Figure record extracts

* * * * *

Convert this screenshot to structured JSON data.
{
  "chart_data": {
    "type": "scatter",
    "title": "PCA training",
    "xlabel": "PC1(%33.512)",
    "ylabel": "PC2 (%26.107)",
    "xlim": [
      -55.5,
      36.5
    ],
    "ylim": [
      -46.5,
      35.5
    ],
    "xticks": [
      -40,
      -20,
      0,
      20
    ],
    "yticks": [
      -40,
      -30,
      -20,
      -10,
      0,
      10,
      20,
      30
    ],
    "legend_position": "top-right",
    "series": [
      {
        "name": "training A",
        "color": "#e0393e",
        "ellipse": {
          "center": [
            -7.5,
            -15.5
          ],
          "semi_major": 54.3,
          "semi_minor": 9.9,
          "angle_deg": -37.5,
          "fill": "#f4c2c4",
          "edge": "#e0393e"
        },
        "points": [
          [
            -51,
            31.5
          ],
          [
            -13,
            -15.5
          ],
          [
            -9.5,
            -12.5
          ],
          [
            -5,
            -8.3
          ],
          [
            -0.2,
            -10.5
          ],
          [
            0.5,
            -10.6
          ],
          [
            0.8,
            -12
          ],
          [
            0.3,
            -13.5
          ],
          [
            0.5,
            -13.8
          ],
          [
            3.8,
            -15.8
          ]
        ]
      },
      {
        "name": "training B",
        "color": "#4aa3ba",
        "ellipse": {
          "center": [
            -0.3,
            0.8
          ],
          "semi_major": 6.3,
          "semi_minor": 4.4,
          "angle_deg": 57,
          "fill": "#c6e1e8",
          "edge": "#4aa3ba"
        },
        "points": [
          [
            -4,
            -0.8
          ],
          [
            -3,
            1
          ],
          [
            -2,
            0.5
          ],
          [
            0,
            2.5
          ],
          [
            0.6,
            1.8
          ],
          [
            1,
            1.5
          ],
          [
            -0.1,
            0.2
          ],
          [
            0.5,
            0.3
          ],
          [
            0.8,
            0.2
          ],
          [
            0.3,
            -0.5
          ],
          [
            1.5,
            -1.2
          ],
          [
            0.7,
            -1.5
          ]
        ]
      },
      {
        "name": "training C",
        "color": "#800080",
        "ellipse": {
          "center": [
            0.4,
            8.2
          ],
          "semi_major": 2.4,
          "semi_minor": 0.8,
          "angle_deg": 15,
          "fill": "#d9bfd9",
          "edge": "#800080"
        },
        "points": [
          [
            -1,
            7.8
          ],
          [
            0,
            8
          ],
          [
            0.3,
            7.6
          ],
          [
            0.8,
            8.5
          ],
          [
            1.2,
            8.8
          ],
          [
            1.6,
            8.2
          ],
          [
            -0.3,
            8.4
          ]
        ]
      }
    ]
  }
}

* * * * *

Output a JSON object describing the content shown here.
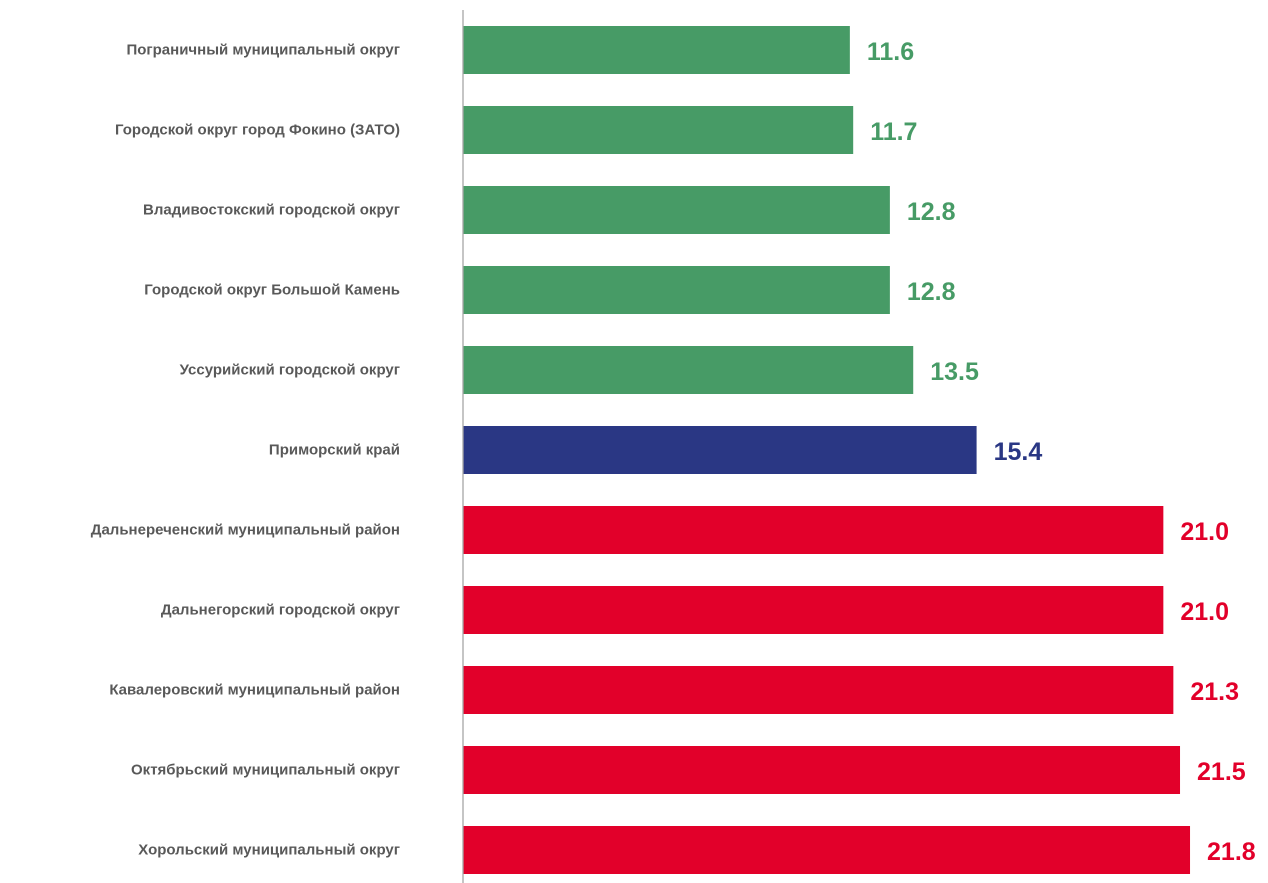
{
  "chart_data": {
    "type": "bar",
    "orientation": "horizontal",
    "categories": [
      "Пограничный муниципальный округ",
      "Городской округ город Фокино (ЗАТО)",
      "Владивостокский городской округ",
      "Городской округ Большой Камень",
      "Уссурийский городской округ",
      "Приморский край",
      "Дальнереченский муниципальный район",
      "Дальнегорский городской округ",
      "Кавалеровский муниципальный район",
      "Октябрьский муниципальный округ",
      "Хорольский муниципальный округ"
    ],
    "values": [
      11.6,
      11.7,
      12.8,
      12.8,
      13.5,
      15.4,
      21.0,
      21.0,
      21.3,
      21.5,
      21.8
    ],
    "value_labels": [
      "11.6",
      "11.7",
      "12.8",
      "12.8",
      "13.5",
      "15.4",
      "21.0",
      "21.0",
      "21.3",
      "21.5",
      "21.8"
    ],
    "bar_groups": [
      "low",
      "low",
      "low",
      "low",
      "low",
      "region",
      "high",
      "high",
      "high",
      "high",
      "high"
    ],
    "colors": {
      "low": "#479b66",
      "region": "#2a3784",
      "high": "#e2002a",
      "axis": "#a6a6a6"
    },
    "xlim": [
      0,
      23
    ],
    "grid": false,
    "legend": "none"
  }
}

* * * * *

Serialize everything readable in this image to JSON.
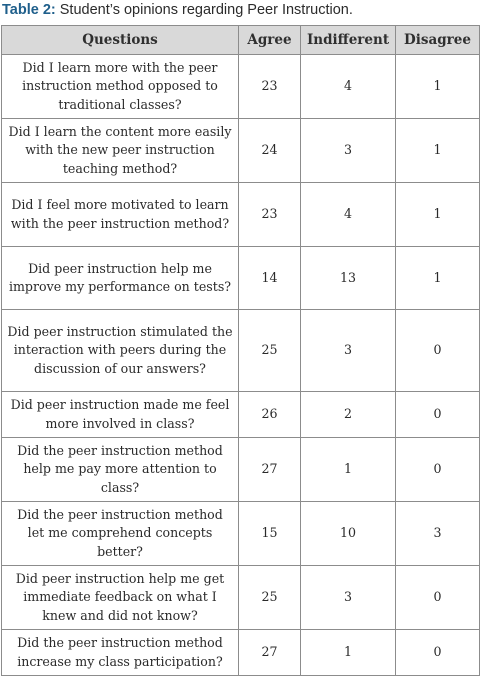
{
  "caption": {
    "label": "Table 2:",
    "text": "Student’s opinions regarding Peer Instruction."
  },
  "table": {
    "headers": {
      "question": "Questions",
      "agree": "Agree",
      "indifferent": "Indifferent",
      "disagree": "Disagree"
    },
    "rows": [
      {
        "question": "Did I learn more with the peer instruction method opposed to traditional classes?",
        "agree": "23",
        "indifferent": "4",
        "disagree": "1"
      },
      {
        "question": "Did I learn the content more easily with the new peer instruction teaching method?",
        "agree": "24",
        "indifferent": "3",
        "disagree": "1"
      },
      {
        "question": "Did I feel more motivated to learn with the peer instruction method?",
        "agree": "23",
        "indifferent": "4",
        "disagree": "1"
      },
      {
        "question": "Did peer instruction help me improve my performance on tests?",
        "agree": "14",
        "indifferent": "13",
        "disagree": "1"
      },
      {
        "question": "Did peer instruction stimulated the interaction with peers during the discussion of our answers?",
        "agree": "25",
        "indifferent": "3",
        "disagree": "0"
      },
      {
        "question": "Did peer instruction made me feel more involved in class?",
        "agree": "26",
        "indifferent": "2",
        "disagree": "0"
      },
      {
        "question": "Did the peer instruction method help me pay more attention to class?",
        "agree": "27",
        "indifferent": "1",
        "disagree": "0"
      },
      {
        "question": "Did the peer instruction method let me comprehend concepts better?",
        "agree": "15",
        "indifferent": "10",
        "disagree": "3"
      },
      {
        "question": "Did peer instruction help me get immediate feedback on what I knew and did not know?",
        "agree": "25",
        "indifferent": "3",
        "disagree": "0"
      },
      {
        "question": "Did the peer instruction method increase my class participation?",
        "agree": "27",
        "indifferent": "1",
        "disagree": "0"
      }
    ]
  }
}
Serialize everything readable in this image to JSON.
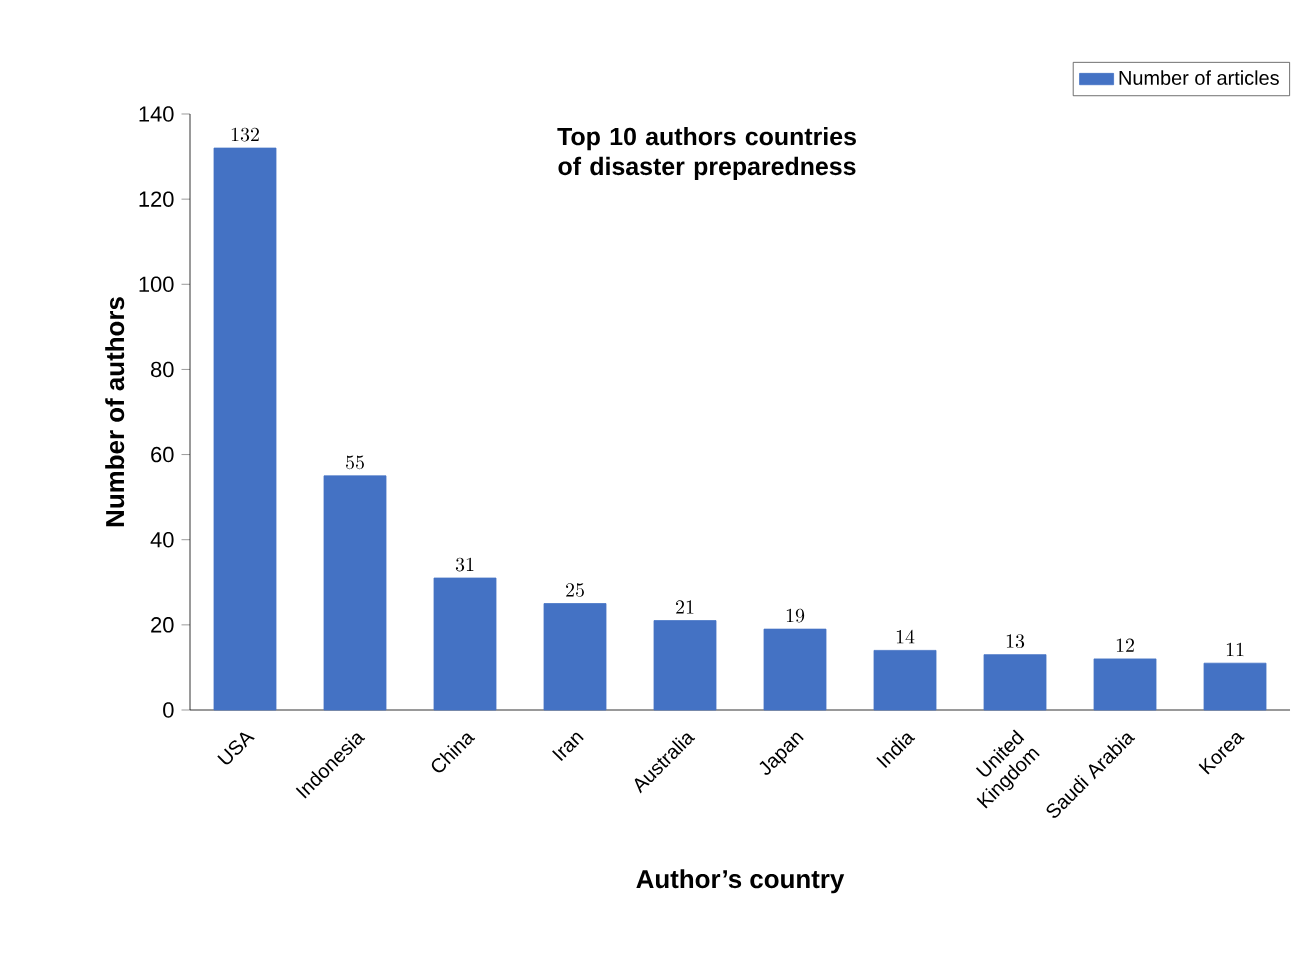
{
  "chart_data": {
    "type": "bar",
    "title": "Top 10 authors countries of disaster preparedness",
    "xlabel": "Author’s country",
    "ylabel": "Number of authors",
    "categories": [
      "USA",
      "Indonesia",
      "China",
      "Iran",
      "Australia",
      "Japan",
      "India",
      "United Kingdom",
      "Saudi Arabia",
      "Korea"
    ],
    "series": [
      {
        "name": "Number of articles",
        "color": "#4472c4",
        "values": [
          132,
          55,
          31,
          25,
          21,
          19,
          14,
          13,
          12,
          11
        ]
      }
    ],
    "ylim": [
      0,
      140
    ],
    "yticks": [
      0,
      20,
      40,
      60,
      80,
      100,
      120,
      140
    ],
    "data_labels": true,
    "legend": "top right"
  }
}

* * * * *

• [EXERCISE DESCRIPTION]: Show every line in the records above that contains the word "learn".

• [FINISHED TASK]:
        "question": "Did I learn more with the peer instruction method opposed to traditional classes?",
        "question": "Did I learn the content more easily with the new peer instruction teaching method?",
        "question": "Did I feel more motivated to learn with the peer instruction method?",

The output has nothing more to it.